++++ Listed records ++++
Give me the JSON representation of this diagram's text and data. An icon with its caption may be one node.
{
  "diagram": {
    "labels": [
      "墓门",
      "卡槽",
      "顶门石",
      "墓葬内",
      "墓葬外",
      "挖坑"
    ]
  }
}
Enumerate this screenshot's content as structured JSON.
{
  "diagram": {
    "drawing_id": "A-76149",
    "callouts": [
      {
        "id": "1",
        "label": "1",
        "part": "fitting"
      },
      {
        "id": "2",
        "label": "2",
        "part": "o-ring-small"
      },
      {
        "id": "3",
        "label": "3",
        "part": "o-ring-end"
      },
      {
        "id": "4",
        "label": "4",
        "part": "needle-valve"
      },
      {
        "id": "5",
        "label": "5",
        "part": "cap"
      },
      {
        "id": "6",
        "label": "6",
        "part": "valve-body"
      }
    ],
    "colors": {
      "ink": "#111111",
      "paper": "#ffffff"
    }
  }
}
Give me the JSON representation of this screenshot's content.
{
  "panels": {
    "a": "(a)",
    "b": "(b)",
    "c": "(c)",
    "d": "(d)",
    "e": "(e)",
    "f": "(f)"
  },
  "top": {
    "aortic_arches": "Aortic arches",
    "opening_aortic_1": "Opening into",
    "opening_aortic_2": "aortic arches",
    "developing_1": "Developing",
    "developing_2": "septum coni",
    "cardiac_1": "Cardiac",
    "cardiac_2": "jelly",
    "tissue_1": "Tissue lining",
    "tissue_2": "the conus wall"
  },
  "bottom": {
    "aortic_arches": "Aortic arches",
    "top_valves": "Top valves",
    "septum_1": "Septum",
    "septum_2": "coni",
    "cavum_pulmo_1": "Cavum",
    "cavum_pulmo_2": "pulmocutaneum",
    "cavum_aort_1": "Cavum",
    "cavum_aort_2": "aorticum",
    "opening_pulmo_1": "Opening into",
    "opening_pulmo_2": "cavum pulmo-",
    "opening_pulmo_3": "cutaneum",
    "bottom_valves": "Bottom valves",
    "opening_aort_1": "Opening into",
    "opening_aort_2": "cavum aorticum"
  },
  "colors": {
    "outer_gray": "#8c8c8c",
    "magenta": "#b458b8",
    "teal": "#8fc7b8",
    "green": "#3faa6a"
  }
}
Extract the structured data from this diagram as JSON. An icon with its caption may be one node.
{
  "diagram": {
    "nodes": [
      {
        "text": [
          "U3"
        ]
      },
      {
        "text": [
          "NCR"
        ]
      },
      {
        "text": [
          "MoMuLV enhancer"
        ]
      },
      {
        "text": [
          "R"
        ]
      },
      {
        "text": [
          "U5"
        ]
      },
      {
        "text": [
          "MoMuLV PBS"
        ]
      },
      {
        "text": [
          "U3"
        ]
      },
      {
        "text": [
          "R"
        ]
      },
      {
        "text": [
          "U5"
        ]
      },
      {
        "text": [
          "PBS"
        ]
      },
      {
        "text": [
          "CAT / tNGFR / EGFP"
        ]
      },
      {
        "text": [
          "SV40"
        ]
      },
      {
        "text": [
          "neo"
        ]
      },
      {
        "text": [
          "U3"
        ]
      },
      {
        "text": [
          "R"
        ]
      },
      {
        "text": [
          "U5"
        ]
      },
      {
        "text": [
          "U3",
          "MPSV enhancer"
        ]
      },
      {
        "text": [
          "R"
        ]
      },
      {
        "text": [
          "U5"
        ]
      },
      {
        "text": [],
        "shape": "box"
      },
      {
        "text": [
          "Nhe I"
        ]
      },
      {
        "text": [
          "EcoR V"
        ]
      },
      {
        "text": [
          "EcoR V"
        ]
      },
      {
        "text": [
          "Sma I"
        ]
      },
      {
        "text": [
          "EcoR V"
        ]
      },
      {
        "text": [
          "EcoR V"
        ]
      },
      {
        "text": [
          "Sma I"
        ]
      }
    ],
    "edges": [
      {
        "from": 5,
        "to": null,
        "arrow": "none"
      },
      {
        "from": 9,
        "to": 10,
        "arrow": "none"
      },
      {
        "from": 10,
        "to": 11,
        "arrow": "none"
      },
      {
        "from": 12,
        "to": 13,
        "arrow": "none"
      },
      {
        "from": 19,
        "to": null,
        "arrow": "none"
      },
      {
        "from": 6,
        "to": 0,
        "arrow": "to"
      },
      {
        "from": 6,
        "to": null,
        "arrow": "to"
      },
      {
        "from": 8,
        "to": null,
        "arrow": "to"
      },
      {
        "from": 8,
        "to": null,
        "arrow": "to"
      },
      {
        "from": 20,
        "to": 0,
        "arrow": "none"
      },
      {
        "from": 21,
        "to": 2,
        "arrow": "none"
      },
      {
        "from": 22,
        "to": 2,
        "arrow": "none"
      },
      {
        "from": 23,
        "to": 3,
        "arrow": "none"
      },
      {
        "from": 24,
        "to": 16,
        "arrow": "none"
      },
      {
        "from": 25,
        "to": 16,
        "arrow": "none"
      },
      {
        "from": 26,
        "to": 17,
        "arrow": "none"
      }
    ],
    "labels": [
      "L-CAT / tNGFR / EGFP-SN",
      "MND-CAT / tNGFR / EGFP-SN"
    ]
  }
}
++++
## Exercise instructions
Repeat every entry word for word.

## Exercise answer
Give me the JSON representation of this diagram's text and data. An icon with its caption may be one node.
{
  "diagram": {
    "labels": [
      "墓门",
      "卡槽",
      "顶门石",
      "墓葬内",
      "墓葬外",
      "挖坑"
    ]
  }
}
Enumerate this screenshot's content as structured JSON.
{
  "diagram": {
    "drawing_id": "A-76149",
    "callouts": [
      {
        "id": "1",
        "label": "1",
        "part": "fitting"
      },
      {
        "id": "2",
        "label": "2",
        "part": "o-ring-small"
      },
      {
        "id": "3",
        "label": "3",
        "part": "o-ring-end"
      },
      {
        "id": "4",
        "label": "4",
        "part": "needle-valve"
      },
      {
        "id": "5",
        "label": "5",
        "part": "cap"
      },
      {
        "id": "6",
        "label": "6",
        "part": "valve-body"
      }
    ],
    "colors": {
      "ink": "#111111",
      "paper": "#ffffff"
    }
  }
}
Give me the JSON representation of this screenshot's content.
{
  "panels": {
    "a": "(a)",
    "b": "(b)",
    "c": "(c)",
    "d": "(d)",
    "e": "(e)",
    "f": "(f)"
  },
  "top": {
    "aortic_arches": "Aortic arches",
    "opening_aortic_1": "Opening into",
    "opening_aortic_2": "aortic arches",
    "developing_1": "Developing",
    "developing_2": "septum coni",
    "cardiac_1": "Cardiac",
    "cardiac_2": "jelly",
    "tissue_1": "Tissue lining",
    "tissue_2": "the conus wall"
  },
  "bottom": {
    "aortic_arches": "Aortic arches",
    "top_valves": "Top valves",
    "septum_1": "Septum",
    "septum_2": "coni",
    "cavum_pulmo_1": "Cavum",
    "cavum_pulmo_2": "pulmocutaneum",
    "cavum_aort_1": "Cavum",
    "cavum_aort_2": "aorticum",
    "opening_pulmo_1": "Opening into",
    "opening_pulmo_2": "cavum pulmo-",
    "opening_pulmo_3": "cutaneum",
    "bottom_valves": "Bottom valves",
    "opening_aort_1": "Opening into",
    "opening_aort_2": "cavum aorticum"
  },
  "colors": {
    "outer_gray": "#8c8c8c",
    "magenta": "#b458b8",
    "teal": "#8fc7b8",
    "green": "#3faa6a"
  }
}
Extract the structured data from this diagram as JSON. An icon with its caption may be one node.
{
  "diagram": {
    "nodes": [
      {
        "text": [
          "U3"
        ]
      },
      {
        "text": [
          "NCR"
        ]
      },
      {
        "text": [
          "MoMuLV enhancer"
        ]
      },
      {
        "text": [
          "R"
        ]
      },
      {
        "text": [
          "U5"
        ]
      },
      {
        "text": [
          "MoMuLV PBS"
        ]
      },
      {
        "text": [
          "U3"
        ]
      },
      {
        "text": [
          "R"
        ]
      },
      {
        "text": [
          "U5"
        ]
      },
      {
        "text": [
          "PBS"
        ]
      },
      {
        "text": [
          "CAT / tNGFR / EGFP"
        ]
      },
      {
        "text": [
          "SV40"
        ]
      },
      {
        "text": [
          "neo"
        ]
      },
      {
        "text": [
          "U3"
        ]
      },
      {
        "text": [
          "R"
        ]
      },
      {
        "text": [
          "U5"
        ]
      },
      {
        "text": [
          "U3",
          "MPSV enhancer"
        ]
      },
      {
        "text": [
          "R"
        ]
      },
      {
        "text": [
          "U5"
        ]
      },
      {
        "text": [],
        "shape": "box"
      },
      {
        "text": [
          "Nhe I"
        ]
      },
      {
        "text": [
          "EcoR V"
        ]
      },
      {
        "text": [
          "EcoR V"
        ]
      },
      {
        "text": [
          "Sma I"
        ]
      },
      {
        "text": [
          "EcoR V"
        ]
      },
      {
        "text": [
          "EcoR V"
        ]
      },
      {
        "text": [
          "Sma I"
        ]
      }
    ],
    "edges": [
      {
        "from": 5,
        "to": null,
        "arrow": "none"
      },
      {
        "from": 9,
        "to": 10,
        "arrow": "none"
      },
      {
        "from": 10,
        "to": 11,
        "arrow": "none"
      },
      {
        "from": 12,
        "to": 13,
        "arrow": "none"
      },
      {
        "from": 19,
        "to": null,
        "arrow": "none"
      },
      {
        "from": 6,
        "to": 0,
        "arrow": "to"
      },
      {
        "from": 6,
        "to": null,
        "arrow": "to"
      },
      {
        "from": 8,
        "to": null,
        "arrow": "to"
      },
      {
        "from": 8,
        "to": null,
        "arrow": "to"
      },
      {
        "from": 20,
        "to": 0,
        "arrow": "none"
      },
      {
        "from": 21,
        "to": 2,
        "arrow": "none"
      },
      {
        "from": 22,
        "to": 2,
        "arrow": "none"
      },
      {
        "from": 23,
        "to": 3,
        "arrow": "none"
      },
      {
        "from": 24,
        "to": 16,
        "arrow": "none"
      },
      {
        "from": 25,
        "to": 16,
        "arrow": "none"
      },
      {
        "from": 26,
        "to": 17,
        "arrow": "none"
      }
    ],
    "labels": [
      "L-CAT / tNGFR / EGFP-SN",
      "MND-CAT / tNGFR / EGFP-SN"
    ]
  }
}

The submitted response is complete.